## PROBLEM:
Pictures are not part of the copy; repeat everything else in the records exactly.

## RAW RECORDS:
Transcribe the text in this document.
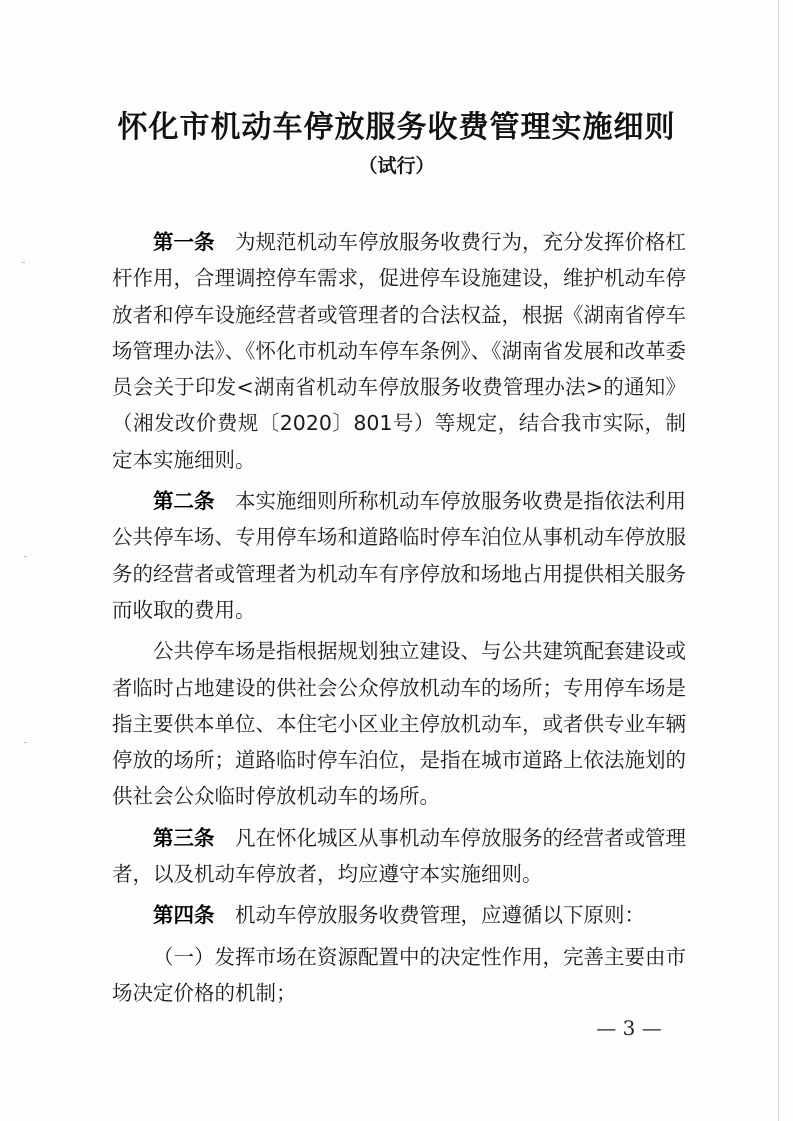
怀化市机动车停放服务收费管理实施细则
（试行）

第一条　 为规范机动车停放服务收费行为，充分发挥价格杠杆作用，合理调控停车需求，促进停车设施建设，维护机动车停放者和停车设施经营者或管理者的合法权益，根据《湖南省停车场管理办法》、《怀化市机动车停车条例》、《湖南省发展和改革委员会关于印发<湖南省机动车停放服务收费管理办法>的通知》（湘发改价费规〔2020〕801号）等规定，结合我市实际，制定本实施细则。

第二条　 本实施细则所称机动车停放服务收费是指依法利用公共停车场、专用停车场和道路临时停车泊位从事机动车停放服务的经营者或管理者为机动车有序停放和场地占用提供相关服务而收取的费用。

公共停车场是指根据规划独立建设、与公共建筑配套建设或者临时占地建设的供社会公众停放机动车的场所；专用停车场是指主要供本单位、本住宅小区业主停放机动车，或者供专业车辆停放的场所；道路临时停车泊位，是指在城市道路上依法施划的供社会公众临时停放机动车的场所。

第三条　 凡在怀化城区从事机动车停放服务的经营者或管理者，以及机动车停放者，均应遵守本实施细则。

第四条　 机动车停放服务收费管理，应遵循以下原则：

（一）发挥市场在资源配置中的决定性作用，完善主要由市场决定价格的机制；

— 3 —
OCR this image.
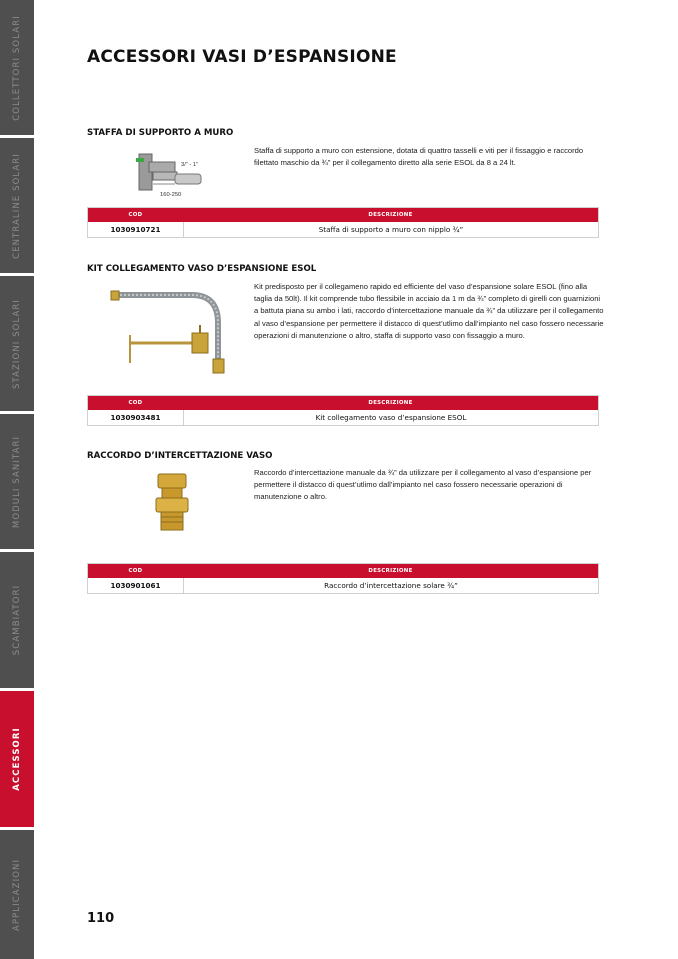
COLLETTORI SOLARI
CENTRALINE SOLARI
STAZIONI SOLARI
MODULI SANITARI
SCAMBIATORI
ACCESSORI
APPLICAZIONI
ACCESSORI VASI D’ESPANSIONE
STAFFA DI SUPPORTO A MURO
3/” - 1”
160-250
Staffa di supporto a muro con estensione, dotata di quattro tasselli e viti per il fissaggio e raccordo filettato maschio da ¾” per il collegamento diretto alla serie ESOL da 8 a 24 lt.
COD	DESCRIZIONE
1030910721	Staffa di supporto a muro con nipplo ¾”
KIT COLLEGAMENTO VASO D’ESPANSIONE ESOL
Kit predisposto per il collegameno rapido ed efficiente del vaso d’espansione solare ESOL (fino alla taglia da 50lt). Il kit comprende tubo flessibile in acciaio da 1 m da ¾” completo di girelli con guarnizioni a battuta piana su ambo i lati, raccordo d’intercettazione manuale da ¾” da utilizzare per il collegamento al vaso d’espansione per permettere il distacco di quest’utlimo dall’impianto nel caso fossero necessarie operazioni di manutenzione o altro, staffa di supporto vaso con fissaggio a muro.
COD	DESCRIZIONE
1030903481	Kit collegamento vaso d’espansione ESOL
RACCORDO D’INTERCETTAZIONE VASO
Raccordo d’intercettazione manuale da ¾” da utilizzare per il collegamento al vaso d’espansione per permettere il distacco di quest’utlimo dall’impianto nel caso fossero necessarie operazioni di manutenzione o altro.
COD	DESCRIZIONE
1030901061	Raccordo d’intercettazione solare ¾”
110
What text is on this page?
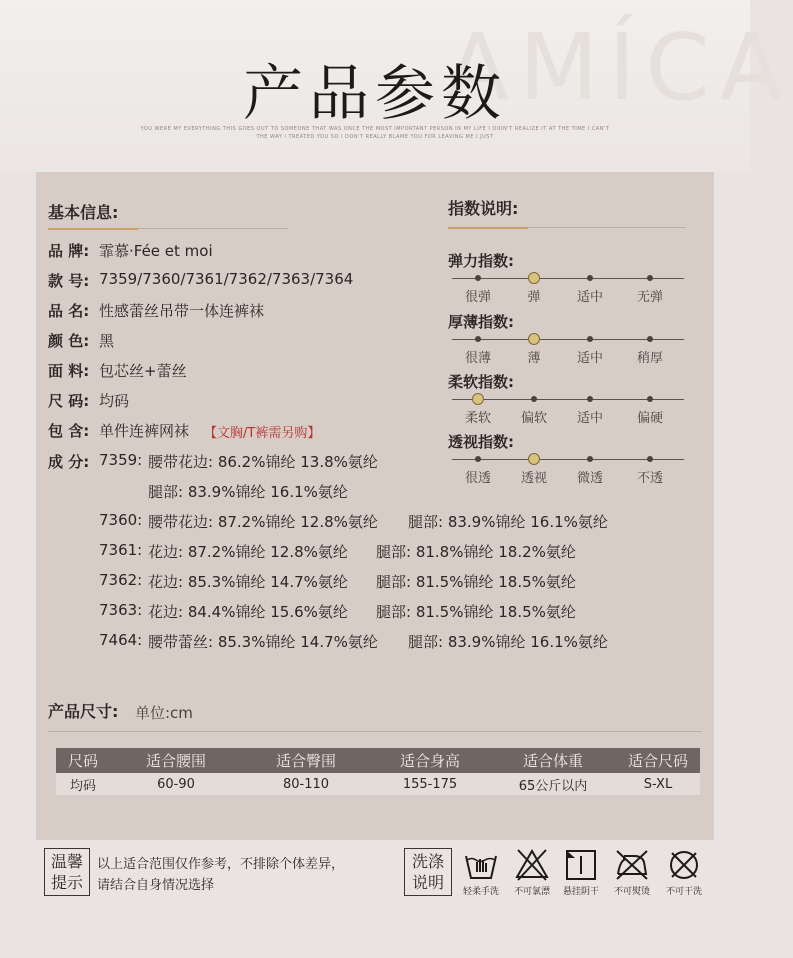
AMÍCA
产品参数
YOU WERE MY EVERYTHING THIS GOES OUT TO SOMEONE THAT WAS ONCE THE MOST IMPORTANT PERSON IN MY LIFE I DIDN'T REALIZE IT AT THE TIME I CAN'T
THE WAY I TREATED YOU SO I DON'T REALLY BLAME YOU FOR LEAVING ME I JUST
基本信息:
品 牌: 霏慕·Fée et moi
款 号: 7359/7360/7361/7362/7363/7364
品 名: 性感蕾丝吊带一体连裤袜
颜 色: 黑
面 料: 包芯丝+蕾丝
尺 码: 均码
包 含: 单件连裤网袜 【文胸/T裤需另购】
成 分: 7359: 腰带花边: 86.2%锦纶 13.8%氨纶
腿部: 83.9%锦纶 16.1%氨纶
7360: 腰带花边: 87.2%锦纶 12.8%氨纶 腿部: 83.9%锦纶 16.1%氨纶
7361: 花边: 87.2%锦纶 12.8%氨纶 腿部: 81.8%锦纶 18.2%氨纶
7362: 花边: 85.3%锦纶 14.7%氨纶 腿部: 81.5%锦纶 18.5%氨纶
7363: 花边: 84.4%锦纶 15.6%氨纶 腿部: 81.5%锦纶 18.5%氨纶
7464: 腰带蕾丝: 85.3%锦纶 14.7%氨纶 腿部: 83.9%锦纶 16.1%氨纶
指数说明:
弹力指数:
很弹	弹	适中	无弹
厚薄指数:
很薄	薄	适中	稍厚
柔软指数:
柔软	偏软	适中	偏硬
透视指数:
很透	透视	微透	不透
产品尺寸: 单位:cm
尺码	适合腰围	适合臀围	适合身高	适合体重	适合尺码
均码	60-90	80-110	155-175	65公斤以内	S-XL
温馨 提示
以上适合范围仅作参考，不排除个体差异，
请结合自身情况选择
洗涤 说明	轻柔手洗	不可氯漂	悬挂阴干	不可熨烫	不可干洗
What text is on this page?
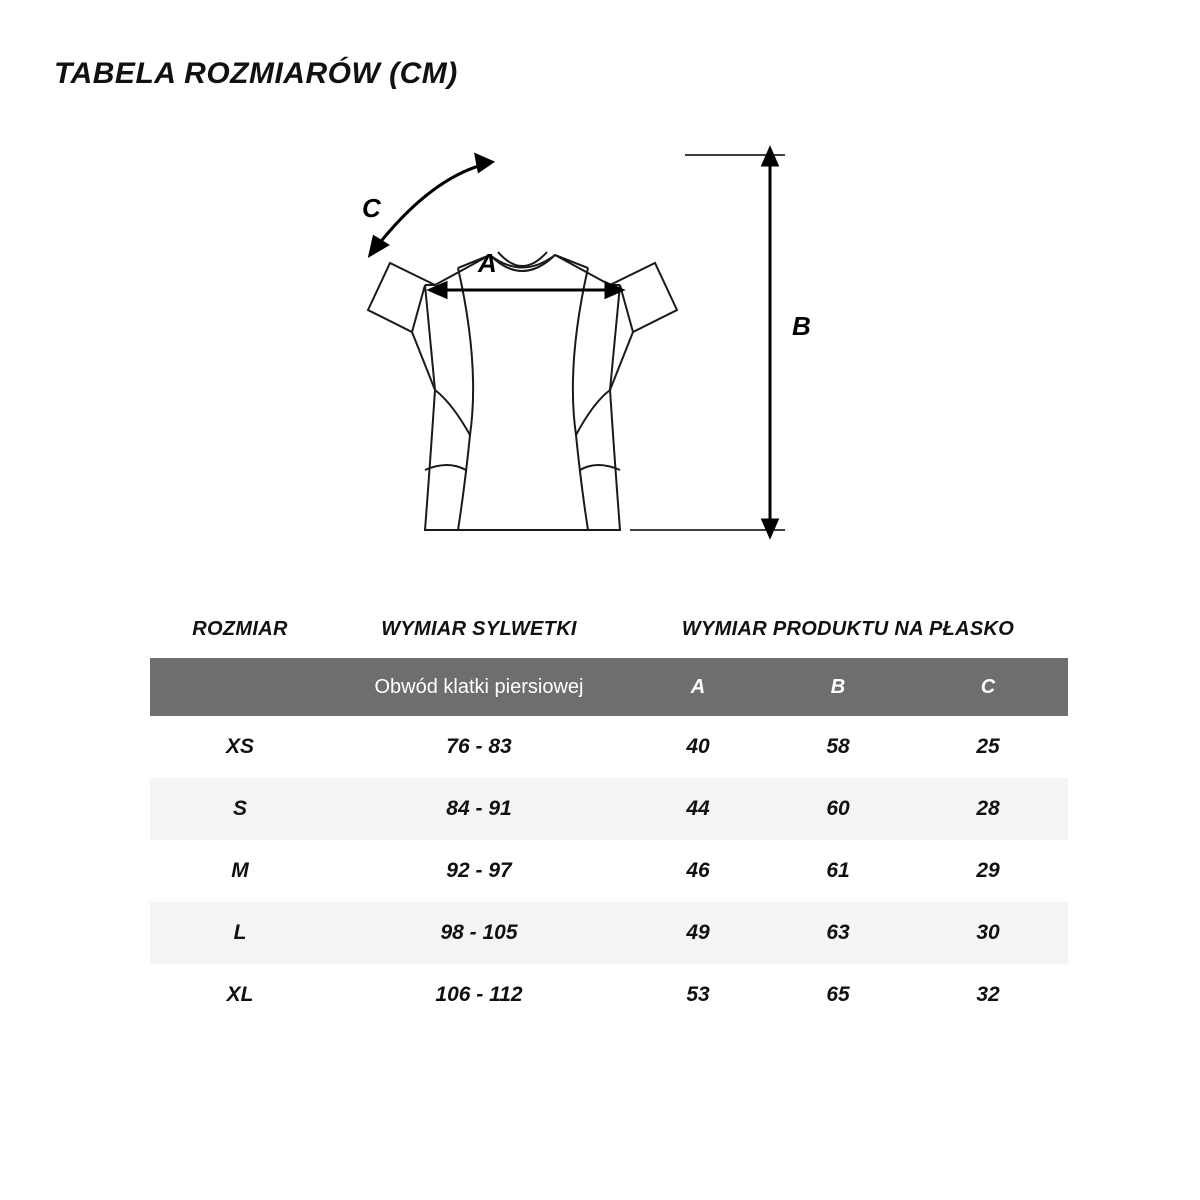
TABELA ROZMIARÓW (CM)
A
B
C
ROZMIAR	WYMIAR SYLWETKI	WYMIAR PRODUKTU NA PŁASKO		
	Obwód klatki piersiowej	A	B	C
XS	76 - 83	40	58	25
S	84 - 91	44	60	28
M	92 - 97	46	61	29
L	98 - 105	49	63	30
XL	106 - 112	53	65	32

## FULL ANSWER:
Transcribe the text in this document.
怀化市机动车停放服务收费管理实施细则
（试行）

第一条　 为规范机动车停放服务收费行为，充分发挥价格杠杆作用，合理调控停车需求，促进停车设施建设，维护机动车停放者和停车设施经营者或管理者的合法权益，根据《湖南省停车场管理办法》、《怀化市机动车停车条例》、《湖南省发展和改革委员会关于印发<湖南省机动车停放服务收费管理办法>的通知》（湘发改价费规〔2020〕801号）等规定，结合我市实际，制定本实施细则。

第二条　 本实施细则所称机动车停放服务收费是指依法利用公共停车场、专用停车场和道路临时停车泊位从事机动车停放服务的经营者或管理者为机动车有序停放和场地占用提供相关服务而收取的费用。

公共停车场是指根据规划独立建设、与公共建筑配套建设或者临时占地建设的供社会公众停放机动车的场所；专用停车场是指主要供本单位、本住宅小区业主停放机动车，或者供专业车辆停放的场所；道路临时停车泊位，是指在城市道路上依法施划的供社会公众临时停放机动车的场所。

第三条　 凡在怀化城区从事机动车停放服务的经营者或管理者，以及机动车停放者，均应遵守本实施细则。

第四条　 机动车停放服务收费管理，应遵循以下原则：

（一）发挥市场在资源配置中的决定性作用，完善主要由市场决定价格的机制；

— 3 —
OCR this image.
COLLETTORI SOLARI
CENTRALINE SOLARI
STAZIONI SOLARI
MODULI SANITARI
SCAMBIATORI
ACCESSORI
APPLICAZIONI
ACCESSORI VASI D’ESPANSIONE
STAFFA DI SUPPORTO A MURO
3/” - 1”
160-250
Staffa di supporto a muro con estensione, dotata di quattro tasselli e viti per il fissaggio e raccordo filettato maschio da ¾” per il collegamento diretto alla serie ESOL da 8 a 24 lt.
COD	DESCRIZIONE
1030910721	Staffa di supporto a muro con nipplo ¾”
KIT COLLEGAMENTO VASO D’ESPANSIONE ESOL
Kit predisposto per il collegameno rapido ed efficiente del vaso d’espansione solare ESOL (fino alla taglia da 50lt). Il kit comprende tubo flessibile in acciaio da 1 m da ¾” completo di girelli con guarnizioni a battuta piana su ambo i lati, raccordo d’intercettazione manuale da ¾” da utilizzare per il collegamento al vaso d’espansione per permettere il distacco di quest’utlimo dall’impianto nel caso fossero necessarie operazioni di manutenzione o altro, staffa di supporto vaso con fissaggio a muro.
COD	DESCRIZIONE
1030903481	Kit collegamento vaso d’espansione ESOL
RACCORDO D’INTERCETTAZIONE VASO
Raccordo d’intercettazione manuale da ¾” da utilizzare per il collegamento al vaso d’espansione per permettere il distacco di quest’utlimo dall’impianto nel caso fossero necessarie operazioni di manutenzione o altro.
COD	DESCRIZIONE
1030901061	Raccordo d’intercettazione solare ¾”
110
What text is on this page?
AMÍCA
产品参数
YOU WERE MY EVERYTHING THIS GOES OUT TO SOMEONE THAT WAS ONCE THE MOST IMPORTANT PERSON IN MY LIFE I DIDN'T REALIZE IT AT THE TIME I CAN'T
THE WAY I TREATED YOU SO I DON'T REALLY BLAME YOU FOR LEAVING ME I JUST
基本信息:
品 牌: 霏慕·Fée et moi
款 号: 7359/7360/7361/7362/7363/7364
品 名: 性感蕾丝吊带一体连裤袜
颜 色: 黑
面 料: 包芯丝+蕾丝
尺 码: 均码
包 含: 单件连裤网袜 【文胸/T裤需另购】
成 分: 7359: 腰带花边: 86.2%锦纶 13.8%氨纶
腿部: 83.9%锦纶 16.1%氨纶
7360: 腰带花边: 87.2%锦纶 12.8%氨纶 腿部: 83.9%锦纶 16.1%氨纶
7361: 花边: 87.2%锦纶 12.8%氨纶 腿部: 81.8%锦纶 18.2%氨纶
7362: 花边: 85.3%锦纶 14.7%氨纶 腿部: 81.5%锦纶 18.5%氨纶
7363: 花边: 84.4%锦纶 15.6%氨纶 腿部: 81.5%锦纶 18.5%氨纶
7464: 腰带蕾丝: 85.3%锦纶 14.7%氨纶 腿部: 83.9%锦纶 16.1%氨纶
指数说明:
弹力指数:
很弹	弹	适中	无弹
厚薄指数:
很薄	薄	适中	稍厚
柔软指数:
柔软	偏软	适中	偏硬
透视指数:
很透	透视	微透	不透
产品尺寸: 单位:cm
尺码	适合腰围	适合臀围	适合身高	适合体重	适合尺码
均码	60-90	80-110	155-175	65公斤以内	S-XL
温馨 提示
以上适合范围仅作参考，不排除个体差异，
请结合自身情况选择
洗涤 说明	轻柔手洗	不可氯漂	悬挂阴干	不可熨烫	不可干洗
What text is on this page?
TABELA ROZMIARÓW (CM)
A
B
C
ROZMIAR	WYMIAR SYLWETKI	WYMIAR PRODUKTU NA PŁASKO		
	Obwód klatki piersiowej	A	B	C
XS	76 - 83	40	58	25
S	84 - 91	44	60	28
M	92 - 97	46	61	29
L	98 - 105	49	63	30
XL	106 - 112	53	65	32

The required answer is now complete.